STATED EXERCISE — In the entries below, identify every line with the string "درهمـا" and copy it.

■ ■ ■ ■

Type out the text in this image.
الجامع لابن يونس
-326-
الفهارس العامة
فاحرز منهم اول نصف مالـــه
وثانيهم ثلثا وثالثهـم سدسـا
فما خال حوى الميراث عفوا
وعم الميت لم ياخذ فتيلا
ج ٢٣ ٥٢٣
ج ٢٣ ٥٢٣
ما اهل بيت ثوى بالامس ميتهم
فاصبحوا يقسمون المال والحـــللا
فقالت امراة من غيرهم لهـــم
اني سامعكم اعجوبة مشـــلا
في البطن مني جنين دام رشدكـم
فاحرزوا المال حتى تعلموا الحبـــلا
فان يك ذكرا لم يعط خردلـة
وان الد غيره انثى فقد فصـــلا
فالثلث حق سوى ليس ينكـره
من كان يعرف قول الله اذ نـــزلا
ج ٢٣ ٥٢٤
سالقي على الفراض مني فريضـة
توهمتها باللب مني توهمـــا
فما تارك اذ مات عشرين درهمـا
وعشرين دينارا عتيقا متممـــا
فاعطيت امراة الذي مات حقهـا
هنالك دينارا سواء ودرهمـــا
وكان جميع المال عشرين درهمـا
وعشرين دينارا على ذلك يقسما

■ ■ ■ ■

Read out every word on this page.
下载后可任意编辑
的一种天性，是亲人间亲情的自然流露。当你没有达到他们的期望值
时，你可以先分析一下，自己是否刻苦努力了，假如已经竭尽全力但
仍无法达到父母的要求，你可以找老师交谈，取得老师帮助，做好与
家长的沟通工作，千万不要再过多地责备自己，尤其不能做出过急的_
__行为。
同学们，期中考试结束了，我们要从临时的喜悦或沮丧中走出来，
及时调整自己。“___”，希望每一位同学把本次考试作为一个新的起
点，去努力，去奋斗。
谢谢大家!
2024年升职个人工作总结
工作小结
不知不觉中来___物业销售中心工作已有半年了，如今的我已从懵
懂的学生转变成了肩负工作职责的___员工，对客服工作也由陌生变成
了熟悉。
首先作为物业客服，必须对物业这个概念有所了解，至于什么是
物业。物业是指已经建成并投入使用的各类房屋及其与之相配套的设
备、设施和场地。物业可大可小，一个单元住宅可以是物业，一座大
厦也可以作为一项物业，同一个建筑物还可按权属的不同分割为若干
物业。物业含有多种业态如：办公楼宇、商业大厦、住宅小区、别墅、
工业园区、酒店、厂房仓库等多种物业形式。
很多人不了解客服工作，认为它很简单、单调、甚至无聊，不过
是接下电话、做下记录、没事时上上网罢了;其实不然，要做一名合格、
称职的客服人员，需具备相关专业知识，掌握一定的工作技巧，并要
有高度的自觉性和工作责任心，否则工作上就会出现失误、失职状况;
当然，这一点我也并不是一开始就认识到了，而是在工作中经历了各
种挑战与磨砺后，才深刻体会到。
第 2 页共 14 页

■ ■ ■ ■

EXERCISE RESPONSE —
فما تارك اذ مات عشرين درهمـا
وكان جميع المال عشرين درهمـا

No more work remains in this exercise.